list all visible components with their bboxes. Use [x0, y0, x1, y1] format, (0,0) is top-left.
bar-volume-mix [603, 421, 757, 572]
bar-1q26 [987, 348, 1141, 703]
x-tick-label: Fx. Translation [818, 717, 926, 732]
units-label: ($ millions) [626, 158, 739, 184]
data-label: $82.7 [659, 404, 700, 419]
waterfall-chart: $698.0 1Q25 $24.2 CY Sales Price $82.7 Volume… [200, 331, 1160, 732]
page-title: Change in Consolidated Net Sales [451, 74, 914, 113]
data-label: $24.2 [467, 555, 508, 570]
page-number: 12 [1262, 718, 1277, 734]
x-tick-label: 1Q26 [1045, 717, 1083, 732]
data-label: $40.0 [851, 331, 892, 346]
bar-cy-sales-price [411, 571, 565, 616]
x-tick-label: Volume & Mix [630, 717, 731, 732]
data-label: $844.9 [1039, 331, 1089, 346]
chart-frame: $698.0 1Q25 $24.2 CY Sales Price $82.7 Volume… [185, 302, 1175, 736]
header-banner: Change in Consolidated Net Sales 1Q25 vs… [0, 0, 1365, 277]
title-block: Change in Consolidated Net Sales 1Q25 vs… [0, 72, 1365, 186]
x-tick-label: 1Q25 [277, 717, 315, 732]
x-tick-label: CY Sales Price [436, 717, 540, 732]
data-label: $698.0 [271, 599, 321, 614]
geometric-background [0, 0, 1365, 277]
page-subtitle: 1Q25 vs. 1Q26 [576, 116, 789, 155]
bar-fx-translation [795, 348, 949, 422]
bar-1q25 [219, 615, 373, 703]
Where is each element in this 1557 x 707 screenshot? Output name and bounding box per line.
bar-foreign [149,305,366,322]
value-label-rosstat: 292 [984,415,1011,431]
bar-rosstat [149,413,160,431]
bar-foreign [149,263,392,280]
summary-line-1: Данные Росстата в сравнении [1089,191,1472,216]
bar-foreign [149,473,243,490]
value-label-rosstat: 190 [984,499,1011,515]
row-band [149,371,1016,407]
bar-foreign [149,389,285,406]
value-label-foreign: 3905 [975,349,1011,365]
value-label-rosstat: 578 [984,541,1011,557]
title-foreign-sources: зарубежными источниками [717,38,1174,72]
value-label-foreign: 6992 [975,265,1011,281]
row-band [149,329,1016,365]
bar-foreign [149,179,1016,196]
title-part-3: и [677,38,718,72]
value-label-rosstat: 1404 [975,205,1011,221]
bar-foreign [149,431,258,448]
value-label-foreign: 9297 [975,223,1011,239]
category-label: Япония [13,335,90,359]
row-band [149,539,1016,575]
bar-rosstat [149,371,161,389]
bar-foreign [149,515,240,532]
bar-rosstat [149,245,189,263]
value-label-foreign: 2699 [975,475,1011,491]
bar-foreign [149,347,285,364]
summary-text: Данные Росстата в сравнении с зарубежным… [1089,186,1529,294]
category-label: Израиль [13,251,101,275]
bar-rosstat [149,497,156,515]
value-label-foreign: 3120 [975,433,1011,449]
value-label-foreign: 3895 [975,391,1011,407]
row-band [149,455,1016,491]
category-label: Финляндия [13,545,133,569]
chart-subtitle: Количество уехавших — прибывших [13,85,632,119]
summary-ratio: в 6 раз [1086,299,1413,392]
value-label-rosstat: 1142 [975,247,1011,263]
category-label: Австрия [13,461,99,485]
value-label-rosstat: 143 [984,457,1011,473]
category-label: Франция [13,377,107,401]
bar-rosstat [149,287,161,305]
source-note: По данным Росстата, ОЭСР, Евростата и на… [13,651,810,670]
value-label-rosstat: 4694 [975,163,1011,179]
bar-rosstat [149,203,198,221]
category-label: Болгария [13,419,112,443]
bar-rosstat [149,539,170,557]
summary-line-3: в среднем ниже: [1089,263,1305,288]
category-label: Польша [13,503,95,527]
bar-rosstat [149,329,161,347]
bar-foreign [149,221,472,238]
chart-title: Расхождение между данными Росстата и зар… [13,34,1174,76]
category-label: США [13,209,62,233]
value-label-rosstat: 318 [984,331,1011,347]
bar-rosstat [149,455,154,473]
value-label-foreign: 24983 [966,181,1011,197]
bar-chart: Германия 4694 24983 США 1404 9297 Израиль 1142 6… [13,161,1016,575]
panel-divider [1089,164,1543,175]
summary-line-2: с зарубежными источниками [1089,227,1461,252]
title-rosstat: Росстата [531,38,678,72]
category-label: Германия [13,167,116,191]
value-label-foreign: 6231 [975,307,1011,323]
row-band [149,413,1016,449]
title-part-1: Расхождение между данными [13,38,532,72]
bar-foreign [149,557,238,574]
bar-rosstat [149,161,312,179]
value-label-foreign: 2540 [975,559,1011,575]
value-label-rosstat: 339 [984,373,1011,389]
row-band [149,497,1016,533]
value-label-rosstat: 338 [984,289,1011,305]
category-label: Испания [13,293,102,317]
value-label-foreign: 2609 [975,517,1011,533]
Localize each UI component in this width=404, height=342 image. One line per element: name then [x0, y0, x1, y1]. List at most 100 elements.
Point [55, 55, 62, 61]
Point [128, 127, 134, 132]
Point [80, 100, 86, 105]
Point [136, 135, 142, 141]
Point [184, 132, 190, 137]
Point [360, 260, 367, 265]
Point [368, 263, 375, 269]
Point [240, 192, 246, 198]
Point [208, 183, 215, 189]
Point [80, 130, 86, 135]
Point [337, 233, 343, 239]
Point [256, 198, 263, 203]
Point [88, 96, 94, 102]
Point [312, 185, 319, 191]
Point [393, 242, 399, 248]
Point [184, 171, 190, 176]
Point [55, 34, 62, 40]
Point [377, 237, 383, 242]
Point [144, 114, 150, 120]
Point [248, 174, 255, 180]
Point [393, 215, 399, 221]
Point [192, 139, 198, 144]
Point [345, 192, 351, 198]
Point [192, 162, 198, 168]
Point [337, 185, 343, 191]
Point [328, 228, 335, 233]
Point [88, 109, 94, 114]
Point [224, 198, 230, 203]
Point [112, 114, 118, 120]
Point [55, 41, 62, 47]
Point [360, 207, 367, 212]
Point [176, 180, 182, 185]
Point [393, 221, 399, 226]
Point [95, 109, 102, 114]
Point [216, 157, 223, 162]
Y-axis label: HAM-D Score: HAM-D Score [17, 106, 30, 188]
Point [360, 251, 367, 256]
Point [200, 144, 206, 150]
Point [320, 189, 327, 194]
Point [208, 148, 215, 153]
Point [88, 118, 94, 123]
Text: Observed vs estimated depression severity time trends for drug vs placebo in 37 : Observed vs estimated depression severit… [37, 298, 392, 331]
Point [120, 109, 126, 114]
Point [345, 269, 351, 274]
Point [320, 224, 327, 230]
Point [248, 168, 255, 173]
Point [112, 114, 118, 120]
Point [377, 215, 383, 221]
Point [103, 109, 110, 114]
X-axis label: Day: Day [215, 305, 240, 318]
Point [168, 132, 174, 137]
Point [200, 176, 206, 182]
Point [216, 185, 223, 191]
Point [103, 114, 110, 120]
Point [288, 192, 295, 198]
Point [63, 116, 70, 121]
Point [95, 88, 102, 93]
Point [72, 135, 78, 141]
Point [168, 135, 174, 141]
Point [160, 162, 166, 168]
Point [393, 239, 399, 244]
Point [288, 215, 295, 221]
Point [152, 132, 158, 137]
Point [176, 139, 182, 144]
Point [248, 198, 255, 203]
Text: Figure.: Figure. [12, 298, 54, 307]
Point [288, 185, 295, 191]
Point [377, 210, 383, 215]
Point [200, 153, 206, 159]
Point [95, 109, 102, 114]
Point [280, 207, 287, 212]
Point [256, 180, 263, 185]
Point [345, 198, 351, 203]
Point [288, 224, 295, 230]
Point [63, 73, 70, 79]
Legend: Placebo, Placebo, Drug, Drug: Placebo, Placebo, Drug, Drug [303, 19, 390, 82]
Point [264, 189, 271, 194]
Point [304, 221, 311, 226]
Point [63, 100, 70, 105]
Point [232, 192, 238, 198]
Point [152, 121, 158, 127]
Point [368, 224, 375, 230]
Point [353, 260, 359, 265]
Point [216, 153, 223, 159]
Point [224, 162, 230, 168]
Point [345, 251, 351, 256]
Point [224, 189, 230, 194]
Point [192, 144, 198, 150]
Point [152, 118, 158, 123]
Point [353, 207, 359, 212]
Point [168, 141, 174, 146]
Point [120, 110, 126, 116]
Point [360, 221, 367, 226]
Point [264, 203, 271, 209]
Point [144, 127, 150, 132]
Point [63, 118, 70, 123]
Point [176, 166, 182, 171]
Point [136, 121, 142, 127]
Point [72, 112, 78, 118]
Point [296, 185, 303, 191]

Your objective: Copy the stretch of data from its first line through the line containing "data-label: $844.9 [1039, 331, 1089, 346]", both ends included, without changing anything.

Result:
list all visible components with their bboxes. Use [x0, y0, x1, y1] format, (0,0) is top-left.
bar-volume-mix [603, 421, 757, 572]
bar-1q26 [987, 348, 1141, 703]
x-tick-label: Fx. Translation [818, 717, 926, 732]
units-label: ($ millions) [626, 158, 739, 184]
data-label: $82.7 [659, 404, 700, 419]
waterfall-chart: $698.0 1Q25 $24.2 CY Sales Price $82.7 Volume… [200, 331, 1160, 732]
page-title: Change in Consolidated Net Sales [451, 74, 914, 113]
data-label: $24.2 [467, 555, 508, 570]
page-number: 12 [1262, 718, 1277, 734]
x-tick-label: 1Q26 [1045, 717, 1083, 732]
data-label: $40.0 [851, 331, 892, 346]
bar-cy-sales-price [411, 571, 565, 616]
x-tick-label: Volume & Mix [630, 717, 731, 732]
data-label: $844.9 [1039, 331, 1089, 346]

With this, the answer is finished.